| Extrait du texte |
LEMONDE.FR | 06.07.06 | Le débat sur la loi DADVSI a défrayé la chronique depuis plus de 6 mois, mais en dépit du lobby de l’industrie culturelle , la victoire des prohibitionnistes n’est pas totale ; s’en prendre aux pratiques culturelles des jeunes et à la majorité des internautes n’est pas si facile . Attendons la jurisprudence des juridictions pénales devant lesquelles devraient être théoriquement trainés les internautes fautifs.
Ce que montre l’article si dessous c’est que l’usage d’Internet n’est pas enfermé dans des barriéres nationales. De maniére légale ou clandestine la resistance s’organise à l’échelle de l’Europe , comme si la culture du numérique était réellement partie prenante de celle des Multitudes.

| À faire |
a) Réécrivez l’extrait sur la loi DADVSI de « Ce que montre » à « celle des Multitudes. », en remplaçant « la resistance » par « l’opposition ».
b) Résumez en deux phrases au plus le paragraphe de l’extrait sur la loi DADVSI qui commence par « Le débat sur la loi DADVSI », en gardant ses faits principaux.

| Items enregistrés |
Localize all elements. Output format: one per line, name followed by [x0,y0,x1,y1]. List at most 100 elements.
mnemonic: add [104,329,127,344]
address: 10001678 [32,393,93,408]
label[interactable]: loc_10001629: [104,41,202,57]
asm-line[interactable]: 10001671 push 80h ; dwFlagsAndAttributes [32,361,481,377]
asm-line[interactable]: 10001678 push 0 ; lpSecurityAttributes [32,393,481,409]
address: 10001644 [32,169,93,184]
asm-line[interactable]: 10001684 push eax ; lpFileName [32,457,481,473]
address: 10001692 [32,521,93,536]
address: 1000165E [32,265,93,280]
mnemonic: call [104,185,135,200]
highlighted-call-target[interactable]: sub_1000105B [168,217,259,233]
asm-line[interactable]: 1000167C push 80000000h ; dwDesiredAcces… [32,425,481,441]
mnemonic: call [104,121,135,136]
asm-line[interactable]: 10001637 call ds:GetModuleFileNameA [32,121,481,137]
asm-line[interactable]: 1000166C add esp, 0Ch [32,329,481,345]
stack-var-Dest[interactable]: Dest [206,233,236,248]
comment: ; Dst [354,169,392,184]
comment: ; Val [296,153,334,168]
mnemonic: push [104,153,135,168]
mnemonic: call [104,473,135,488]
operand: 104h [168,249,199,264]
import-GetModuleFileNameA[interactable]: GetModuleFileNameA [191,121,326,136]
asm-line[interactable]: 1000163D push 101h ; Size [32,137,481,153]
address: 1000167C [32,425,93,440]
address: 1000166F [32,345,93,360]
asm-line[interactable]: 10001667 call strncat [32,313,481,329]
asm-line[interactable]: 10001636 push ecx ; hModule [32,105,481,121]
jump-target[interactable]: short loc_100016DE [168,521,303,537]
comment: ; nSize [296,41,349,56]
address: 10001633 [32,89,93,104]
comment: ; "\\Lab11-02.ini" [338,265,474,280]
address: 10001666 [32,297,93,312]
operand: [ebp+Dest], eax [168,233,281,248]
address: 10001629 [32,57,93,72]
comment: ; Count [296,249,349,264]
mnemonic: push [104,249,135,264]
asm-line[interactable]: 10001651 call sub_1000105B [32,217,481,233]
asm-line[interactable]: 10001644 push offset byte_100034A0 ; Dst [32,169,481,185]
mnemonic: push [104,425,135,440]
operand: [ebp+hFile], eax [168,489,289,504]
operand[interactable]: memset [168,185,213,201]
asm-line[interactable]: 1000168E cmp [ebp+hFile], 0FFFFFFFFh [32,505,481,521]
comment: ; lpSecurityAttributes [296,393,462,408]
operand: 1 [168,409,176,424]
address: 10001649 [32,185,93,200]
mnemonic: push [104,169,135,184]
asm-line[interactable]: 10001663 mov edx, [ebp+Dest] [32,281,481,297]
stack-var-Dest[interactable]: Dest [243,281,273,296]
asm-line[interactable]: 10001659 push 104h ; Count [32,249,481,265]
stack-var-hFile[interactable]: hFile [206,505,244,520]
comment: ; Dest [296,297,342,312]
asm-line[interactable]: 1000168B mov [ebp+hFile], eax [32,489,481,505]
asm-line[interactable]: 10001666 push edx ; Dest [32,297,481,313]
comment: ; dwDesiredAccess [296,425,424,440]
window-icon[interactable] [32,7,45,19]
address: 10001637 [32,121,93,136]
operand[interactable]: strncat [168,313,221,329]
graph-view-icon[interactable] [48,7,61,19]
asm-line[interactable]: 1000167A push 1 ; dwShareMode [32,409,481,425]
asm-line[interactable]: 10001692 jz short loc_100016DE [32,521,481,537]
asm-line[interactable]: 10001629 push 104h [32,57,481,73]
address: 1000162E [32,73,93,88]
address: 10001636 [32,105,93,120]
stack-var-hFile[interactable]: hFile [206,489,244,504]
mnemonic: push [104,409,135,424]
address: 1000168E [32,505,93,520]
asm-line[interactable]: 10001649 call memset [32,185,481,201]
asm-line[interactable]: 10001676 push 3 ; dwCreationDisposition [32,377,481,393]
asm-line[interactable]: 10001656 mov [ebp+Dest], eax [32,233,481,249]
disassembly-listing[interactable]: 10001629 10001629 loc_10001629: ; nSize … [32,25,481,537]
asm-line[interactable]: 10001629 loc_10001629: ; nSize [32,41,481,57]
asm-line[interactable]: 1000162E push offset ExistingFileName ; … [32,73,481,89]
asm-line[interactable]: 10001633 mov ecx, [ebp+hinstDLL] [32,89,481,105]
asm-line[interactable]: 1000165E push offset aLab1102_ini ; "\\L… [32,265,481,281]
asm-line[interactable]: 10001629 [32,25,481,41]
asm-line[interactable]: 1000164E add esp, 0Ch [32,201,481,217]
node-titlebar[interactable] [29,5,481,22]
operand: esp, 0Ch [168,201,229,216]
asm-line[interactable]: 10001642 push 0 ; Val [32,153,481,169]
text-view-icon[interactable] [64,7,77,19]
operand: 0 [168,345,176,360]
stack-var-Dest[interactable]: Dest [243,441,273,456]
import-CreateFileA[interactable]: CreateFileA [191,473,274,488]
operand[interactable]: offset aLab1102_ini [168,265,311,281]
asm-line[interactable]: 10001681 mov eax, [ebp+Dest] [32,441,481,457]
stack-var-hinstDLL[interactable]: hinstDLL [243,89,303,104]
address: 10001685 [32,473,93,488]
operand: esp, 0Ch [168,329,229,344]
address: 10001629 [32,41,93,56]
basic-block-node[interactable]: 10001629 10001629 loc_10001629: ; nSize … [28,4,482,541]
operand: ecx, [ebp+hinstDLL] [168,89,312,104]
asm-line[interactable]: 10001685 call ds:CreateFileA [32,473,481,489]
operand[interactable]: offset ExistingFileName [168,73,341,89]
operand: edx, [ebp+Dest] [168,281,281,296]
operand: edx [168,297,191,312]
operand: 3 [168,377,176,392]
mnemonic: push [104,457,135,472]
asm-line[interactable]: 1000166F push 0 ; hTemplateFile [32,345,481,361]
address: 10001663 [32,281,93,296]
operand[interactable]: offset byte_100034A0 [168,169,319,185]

| Réponses par tâche |
a)
Ce que montre l’article si dessous c’est que l’usage d’Internet n’est pas enfermé dans des barriéres nationales. De maniére légale ou clandestine l’opposition s’organise à l’échelle de l’Europe , comme si la culture du numérique était réellement partie prenante de celle des Multitudes.

b) Le débat sur la loi DADVSI fait l’actualité depuis plus de six mois, mais malgré le lobby de l’industrie culturelle, les prohibitionnistes n’ont pas totalement gagné, car il n’est pas si facile de s’en prendre aux pratiques culturelles des jeunes et de la majorité des internautes. Il faut attendre la jurisprudence des juridictions pénales devant lesquelles les internautes fautifs devraient théoriquement être traînés.